## INSTRUCTIONS FOR THE TASK:
Count every line below in which "Service" occurs, then give only the count.

## EXTRACTED RECORDS:
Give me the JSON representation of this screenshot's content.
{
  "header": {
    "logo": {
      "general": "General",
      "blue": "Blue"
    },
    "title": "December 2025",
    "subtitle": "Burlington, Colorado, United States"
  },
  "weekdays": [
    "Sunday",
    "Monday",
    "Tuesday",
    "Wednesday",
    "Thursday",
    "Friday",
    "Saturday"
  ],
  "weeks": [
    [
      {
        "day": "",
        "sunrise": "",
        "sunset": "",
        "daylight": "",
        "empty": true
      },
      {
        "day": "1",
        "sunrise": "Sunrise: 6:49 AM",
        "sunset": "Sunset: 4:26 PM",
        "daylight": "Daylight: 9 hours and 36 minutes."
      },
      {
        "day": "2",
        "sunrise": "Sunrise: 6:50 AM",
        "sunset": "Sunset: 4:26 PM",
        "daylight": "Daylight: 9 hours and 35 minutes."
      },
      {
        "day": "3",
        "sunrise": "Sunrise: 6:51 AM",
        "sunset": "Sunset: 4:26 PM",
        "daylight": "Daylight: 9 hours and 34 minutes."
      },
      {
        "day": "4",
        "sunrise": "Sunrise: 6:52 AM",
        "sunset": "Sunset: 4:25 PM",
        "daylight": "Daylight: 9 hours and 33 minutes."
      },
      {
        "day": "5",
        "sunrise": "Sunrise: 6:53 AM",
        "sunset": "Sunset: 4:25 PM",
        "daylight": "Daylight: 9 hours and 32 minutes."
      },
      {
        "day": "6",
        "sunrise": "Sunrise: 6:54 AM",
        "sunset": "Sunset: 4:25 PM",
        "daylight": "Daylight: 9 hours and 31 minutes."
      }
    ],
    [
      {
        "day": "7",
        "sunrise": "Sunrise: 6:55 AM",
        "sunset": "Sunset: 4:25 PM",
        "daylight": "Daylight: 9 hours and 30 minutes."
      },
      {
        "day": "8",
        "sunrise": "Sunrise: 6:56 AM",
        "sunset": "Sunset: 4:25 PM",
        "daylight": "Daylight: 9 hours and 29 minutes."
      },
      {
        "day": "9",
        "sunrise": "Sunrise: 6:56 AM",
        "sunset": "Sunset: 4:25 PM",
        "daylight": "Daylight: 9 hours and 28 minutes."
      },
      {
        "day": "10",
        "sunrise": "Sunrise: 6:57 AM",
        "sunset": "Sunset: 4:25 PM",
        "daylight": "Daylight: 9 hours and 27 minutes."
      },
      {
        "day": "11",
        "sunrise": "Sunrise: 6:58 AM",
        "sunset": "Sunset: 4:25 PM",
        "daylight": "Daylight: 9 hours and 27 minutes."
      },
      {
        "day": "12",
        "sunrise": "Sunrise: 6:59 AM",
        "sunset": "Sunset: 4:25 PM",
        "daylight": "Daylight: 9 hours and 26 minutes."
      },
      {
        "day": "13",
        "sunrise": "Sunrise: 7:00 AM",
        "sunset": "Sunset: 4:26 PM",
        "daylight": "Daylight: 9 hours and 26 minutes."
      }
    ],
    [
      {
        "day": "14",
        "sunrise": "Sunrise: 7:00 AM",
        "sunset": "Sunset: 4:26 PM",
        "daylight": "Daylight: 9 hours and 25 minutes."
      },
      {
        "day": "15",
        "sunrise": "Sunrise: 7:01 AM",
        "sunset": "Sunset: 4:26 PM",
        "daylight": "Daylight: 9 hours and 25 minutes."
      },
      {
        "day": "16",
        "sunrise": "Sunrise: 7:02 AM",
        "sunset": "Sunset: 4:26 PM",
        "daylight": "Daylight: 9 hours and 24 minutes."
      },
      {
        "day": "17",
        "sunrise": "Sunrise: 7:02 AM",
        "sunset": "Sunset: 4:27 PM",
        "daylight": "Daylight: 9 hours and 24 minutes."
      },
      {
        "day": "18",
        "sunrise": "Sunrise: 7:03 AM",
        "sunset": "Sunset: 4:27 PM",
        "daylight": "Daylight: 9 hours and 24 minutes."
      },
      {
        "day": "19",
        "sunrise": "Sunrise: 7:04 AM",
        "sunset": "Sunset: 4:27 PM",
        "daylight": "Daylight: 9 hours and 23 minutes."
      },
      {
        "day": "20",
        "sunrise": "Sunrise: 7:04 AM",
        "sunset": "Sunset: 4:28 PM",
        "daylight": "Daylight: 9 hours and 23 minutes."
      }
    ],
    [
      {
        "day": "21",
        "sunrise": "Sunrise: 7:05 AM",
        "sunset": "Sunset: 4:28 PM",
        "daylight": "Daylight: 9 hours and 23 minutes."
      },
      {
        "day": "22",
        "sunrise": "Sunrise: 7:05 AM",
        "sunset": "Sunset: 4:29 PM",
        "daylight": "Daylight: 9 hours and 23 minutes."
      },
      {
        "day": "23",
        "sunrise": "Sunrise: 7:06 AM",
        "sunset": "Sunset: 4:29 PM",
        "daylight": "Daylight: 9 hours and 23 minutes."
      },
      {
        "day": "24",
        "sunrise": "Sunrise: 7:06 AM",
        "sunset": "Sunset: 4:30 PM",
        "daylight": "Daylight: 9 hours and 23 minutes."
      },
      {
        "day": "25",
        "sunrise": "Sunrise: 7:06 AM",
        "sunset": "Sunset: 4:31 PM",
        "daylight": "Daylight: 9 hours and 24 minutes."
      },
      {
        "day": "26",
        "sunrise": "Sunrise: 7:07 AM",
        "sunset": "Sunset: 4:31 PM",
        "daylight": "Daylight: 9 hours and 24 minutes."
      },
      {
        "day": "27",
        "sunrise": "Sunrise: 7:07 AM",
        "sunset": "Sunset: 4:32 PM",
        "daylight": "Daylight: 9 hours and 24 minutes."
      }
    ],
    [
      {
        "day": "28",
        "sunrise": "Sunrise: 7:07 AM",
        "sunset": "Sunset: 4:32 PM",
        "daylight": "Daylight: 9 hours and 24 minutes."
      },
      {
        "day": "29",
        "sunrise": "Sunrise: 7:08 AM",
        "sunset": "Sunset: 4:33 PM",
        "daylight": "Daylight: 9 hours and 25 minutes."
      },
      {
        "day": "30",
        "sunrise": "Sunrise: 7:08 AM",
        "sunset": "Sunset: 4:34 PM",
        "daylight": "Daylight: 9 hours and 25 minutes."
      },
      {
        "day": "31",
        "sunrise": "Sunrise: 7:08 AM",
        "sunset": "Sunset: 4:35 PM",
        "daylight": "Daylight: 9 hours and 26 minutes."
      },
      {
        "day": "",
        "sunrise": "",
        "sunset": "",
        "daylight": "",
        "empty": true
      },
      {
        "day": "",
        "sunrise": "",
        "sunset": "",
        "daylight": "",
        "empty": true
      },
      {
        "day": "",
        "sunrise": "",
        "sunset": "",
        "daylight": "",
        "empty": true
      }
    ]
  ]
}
--
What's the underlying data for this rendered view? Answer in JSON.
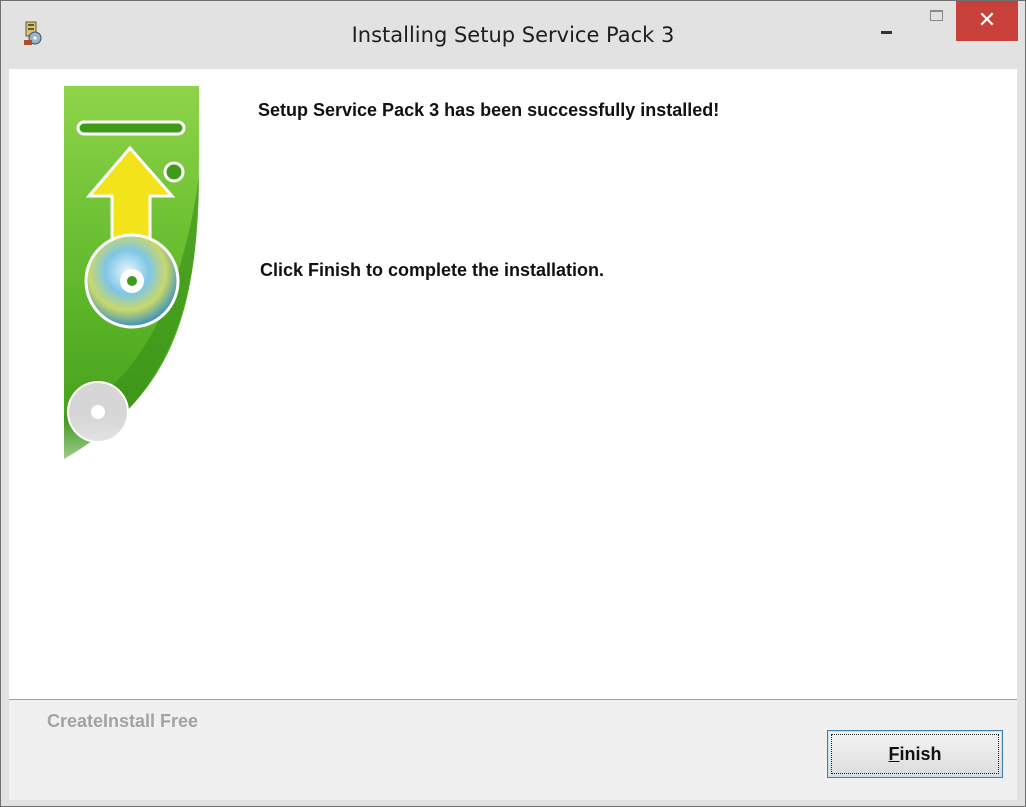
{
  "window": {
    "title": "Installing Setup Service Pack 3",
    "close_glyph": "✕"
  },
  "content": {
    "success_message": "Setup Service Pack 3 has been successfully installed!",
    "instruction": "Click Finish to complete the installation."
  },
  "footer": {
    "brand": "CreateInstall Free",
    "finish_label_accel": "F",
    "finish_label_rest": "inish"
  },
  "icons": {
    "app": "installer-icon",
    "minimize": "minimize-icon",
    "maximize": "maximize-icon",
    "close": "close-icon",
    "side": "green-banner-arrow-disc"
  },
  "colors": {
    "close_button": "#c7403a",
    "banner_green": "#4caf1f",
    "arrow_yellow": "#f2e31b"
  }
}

## SOLUTION TO THIS EXERCISE:
2